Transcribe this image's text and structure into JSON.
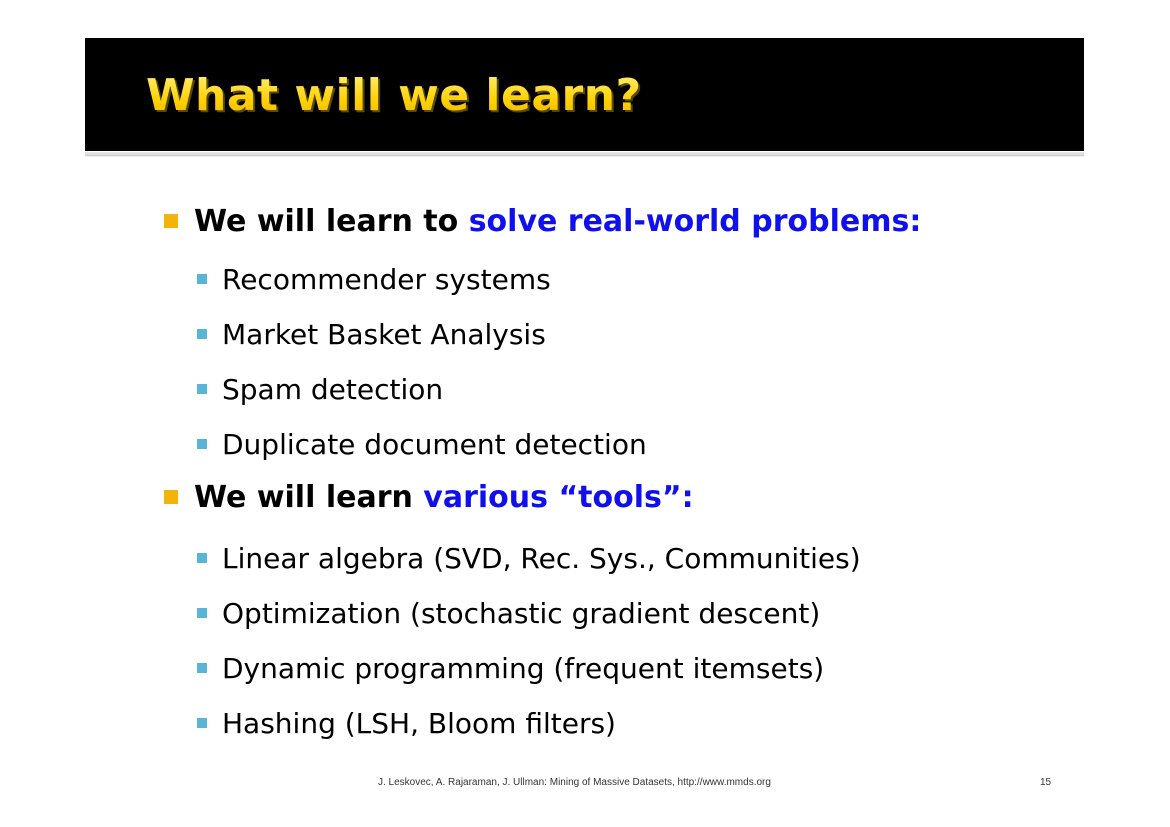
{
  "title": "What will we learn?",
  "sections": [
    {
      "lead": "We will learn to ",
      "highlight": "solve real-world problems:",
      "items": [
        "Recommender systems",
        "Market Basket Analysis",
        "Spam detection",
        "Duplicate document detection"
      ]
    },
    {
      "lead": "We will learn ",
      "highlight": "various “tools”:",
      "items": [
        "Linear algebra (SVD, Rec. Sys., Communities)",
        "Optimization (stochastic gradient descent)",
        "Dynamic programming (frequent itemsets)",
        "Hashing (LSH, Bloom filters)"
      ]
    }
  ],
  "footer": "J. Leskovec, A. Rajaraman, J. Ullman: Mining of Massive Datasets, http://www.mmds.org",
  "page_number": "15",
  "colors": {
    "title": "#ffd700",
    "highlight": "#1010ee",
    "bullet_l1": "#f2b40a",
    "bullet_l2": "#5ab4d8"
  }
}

-- -- --

Stated task
Reproduce all entries without any change, and omit the pictures.

Correct answer
Transcribe this image's text and structure into JSON.
{
  "title": "What will we learn?",
  "sections": [
    {
      "lead": "We will learn to ",
      "highlight": "solve real-world problems:",
      "items": [
        "Recommender systems",
        "Market Basket Analysis",
        "Spam detection",
        "Duplicate document detection"
      ]
    },
    {
      "lead": "We will learn ",
      "highlight": "various “tools”:",
      "items": [
        "Linear algebra (SVD, Rec. Sys., Communities)",
        "Optimization (stochastic gradient descent)",
        "Dynamic programming (frequent itemsets)",
        "Hashing (LSH, Bloom filters)"
      ]
    }
  ],
  "footer": "J. Leskovec, A. Rajaraman, J. Ullman: Mining of Massive Datasets, http://www.mmds.org",
  "page_number": "15",
  "colors": {
    "title": "#ffd700",
    "highlight": "#1010ee",
    "bullet_l1": "#f2b40a",
    "bullet_l2": "#5ab4d8"
  }
}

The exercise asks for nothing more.